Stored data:
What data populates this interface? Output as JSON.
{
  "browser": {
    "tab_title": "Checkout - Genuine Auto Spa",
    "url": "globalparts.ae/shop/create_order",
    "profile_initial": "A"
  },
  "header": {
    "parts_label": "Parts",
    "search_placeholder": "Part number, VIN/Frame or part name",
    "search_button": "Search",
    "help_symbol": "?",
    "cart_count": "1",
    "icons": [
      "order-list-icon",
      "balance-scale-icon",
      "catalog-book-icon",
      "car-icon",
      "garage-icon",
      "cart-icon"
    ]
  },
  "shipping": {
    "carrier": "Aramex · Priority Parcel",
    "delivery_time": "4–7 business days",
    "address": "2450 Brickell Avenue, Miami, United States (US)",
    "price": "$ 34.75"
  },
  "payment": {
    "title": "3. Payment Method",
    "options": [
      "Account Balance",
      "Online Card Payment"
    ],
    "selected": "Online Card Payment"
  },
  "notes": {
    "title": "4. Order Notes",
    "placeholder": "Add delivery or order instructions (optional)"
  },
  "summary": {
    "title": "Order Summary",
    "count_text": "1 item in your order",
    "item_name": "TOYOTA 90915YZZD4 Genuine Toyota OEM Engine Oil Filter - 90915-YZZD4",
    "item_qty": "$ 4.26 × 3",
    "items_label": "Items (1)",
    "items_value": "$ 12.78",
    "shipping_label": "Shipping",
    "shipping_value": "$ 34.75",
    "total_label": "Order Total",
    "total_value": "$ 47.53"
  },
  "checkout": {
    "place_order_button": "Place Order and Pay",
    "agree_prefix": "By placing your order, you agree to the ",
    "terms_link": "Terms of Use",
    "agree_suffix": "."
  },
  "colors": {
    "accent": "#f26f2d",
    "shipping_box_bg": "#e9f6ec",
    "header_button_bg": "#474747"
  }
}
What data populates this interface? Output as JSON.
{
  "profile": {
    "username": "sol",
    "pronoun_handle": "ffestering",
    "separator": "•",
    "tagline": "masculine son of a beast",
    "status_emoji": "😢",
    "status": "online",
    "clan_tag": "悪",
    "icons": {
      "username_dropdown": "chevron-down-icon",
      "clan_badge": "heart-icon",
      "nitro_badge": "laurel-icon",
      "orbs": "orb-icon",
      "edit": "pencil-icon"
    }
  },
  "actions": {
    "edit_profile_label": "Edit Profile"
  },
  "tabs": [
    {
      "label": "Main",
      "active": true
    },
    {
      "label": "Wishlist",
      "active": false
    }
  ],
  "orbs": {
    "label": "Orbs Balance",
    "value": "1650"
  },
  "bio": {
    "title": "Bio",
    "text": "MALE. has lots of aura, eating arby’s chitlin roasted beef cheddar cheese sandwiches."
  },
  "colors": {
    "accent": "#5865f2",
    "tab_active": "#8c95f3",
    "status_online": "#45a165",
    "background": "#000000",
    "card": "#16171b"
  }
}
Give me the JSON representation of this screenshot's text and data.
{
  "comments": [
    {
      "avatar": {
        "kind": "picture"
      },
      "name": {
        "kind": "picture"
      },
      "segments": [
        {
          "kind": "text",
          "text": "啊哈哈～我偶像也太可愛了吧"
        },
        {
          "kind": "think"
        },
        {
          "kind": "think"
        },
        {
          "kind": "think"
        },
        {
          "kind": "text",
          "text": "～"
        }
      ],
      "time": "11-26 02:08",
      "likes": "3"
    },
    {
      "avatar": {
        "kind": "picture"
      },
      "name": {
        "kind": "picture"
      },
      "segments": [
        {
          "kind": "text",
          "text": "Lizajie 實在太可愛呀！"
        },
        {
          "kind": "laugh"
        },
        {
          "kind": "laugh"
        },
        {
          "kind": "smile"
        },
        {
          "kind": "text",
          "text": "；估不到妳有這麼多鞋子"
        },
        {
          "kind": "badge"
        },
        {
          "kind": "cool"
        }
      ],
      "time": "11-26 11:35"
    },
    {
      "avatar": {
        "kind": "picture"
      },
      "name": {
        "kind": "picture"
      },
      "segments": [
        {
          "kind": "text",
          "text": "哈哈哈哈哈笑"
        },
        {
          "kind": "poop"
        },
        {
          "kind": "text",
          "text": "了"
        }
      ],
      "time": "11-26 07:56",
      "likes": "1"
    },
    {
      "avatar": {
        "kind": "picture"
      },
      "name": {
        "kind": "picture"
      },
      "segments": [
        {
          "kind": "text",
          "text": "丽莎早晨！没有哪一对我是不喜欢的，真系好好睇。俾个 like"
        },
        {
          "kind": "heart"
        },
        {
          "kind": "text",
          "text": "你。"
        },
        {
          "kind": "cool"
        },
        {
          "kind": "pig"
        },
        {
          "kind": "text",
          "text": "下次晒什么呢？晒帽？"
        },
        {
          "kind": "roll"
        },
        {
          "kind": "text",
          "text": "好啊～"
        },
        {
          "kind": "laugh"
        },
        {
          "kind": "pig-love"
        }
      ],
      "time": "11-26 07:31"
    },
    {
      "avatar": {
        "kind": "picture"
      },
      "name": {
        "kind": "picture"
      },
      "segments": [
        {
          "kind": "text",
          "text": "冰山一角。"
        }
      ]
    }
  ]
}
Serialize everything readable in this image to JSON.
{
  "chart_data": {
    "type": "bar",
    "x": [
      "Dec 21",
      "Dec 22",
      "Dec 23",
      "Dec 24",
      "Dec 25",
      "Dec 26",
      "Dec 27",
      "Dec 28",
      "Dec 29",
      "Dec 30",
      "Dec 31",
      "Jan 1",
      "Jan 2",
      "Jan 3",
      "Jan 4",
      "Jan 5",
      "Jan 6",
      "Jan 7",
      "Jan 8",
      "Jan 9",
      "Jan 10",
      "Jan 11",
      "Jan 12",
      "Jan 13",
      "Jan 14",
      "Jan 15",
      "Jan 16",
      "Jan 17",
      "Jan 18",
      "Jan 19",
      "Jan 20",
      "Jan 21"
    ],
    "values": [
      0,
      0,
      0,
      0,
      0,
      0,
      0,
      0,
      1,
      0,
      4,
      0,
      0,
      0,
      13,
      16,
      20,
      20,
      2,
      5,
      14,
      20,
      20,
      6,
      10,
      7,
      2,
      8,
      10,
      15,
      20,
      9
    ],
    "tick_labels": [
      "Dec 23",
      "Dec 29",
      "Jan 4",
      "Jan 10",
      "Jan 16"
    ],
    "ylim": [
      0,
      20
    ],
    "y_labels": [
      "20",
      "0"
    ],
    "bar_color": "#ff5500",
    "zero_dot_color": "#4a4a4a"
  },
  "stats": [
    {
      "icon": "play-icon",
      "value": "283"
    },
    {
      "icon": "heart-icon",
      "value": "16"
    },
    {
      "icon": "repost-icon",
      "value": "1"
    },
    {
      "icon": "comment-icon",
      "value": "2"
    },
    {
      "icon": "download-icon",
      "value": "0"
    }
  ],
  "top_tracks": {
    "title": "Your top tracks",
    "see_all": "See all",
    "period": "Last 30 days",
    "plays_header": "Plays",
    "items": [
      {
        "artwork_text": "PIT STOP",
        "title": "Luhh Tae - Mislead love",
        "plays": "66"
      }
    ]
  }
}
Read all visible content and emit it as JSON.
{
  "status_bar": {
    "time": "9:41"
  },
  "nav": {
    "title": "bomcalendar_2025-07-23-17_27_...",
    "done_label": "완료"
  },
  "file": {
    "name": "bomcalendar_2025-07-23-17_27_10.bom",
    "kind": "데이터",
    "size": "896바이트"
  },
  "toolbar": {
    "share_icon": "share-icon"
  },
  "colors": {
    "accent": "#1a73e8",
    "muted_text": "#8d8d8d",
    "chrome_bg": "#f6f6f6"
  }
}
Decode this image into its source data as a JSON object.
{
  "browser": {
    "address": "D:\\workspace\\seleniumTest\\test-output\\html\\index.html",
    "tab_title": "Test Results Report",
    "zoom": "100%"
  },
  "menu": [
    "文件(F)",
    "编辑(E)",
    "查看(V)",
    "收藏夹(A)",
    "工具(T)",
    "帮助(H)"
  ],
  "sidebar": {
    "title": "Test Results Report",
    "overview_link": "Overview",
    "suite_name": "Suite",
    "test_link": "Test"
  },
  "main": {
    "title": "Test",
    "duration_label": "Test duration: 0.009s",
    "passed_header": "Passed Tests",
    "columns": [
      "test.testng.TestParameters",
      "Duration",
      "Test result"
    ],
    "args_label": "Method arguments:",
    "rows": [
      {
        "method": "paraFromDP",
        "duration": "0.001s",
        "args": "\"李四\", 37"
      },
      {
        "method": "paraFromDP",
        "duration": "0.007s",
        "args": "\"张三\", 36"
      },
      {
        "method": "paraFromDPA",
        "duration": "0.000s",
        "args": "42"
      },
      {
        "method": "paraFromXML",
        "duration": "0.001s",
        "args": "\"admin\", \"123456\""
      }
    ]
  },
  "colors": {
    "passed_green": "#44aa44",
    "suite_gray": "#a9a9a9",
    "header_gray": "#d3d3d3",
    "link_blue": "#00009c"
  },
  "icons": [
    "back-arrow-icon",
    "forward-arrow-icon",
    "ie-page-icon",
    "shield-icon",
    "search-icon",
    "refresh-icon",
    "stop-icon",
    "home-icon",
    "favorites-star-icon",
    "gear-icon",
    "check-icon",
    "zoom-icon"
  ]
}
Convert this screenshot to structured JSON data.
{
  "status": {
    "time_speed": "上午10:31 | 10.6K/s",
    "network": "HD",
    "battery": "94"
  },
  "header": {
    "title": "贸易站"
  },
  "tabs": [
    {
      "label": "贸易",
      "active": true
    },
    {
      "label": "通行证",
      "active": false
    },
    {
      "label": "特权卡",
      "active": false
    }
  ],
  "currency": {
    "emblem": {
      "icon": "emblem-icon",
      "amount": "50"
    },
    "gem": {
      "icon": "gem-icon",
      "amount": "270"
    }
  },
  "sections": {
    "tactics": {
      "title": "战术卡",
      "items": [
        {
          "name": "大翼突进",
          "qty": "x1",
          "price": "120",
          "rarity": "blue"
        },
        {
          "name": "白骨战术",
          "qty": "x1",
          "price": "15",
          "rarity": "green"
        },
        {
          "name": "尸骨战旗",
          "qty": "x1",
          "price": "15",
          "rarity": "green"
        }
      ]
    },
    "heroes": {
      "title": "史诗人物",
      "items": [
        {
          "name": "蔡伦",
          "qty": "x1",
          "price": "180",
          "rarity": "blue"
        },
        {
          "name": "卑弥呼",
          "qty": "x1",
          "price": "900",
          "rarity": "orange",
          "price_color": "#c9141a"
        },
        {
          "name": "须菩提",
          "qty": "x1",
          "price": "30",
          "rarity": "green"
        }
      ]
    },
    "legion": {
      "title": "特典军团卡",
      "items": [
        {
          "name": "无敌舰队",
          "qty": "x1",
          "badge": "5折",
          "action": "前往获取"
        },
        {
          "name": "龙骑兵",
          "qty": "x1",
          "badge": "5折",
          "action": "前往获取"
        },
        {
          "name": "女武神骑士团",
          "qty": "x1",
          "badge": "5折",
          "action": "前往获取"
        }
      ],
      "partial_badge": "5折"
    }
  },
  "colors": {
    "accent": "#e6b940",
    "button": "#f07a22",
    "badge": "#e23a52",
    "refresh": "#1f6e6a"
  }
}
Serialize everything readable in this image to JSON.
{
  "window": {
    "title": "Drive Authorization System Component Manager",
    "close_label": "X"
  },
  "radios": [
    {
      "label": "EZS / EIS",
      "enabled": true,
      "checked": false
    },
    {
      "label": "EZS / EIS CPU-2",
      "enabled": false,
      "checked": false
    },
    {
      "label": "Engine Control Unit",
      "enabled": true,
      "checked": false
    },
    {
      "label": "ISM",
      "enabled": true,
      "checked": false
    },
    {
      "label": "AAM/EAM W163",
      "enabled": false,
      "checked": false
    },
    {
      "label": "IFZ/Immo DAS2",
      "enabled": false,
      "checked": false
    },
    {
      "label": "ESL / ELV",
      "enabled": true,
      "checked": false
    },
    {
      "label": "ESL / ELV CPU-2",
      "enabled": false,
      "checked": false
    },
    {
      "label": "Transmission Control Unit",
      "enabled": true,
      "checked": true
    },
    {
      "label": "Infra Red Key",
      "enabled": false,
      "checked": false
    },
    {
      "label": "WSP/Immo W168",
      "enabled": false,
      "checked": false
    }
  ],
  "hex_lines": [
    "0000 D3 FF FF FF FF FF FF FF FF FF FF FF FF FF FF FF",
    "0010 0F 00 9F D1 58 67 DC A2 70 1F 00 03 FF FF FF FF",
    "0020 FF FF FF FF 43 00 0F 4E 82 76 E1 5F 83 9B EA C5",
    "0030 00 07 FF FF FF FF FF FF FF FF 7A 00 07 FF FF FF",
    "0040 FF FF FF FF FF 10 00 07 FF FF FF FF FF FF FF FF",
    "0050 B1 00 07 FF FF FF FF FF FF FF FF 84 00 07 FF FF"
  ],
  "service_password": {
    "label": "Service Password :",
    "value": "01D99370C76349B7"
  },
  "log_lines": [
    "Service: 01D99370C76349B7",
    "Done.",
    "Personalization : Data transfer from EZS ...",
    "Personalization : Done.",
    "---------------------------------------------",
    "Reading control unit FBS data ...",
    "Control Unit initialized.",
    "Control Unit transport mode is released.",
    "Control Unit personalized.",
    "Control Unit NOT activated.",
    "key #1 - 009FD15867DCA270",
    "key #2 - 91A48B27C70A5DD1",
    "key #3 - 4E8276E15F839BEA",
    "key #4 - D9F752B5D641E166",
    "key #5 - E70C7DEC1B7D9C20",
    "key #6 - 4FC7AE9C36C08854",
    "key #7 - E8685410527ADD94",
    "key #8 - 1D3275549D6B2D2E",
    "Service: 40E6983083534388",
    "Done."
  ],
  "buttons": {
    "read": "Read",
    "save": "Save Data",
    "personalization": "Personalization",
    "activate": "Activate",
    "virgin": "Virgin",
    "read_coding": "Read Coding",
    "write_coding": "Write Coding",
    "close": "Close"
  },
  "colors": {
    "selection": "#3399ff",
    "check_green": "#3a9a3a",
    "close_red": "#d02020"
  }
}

*Challenge*. Where a line above includes "JSON", copy that line.

*Written response*.
What data populates this interface? Output as JSON.
What data populates this interface? Output as JSON.
Give me the JSON representation of this screenshot's text and data.
Serialize everything readable in this image to JSON.
Read all visible content and emit it as JSON.
Decode this image into its source data as a JSON object.
Convert this screenshot to structured JSON data.
Serialize everything readable in this image to JSON.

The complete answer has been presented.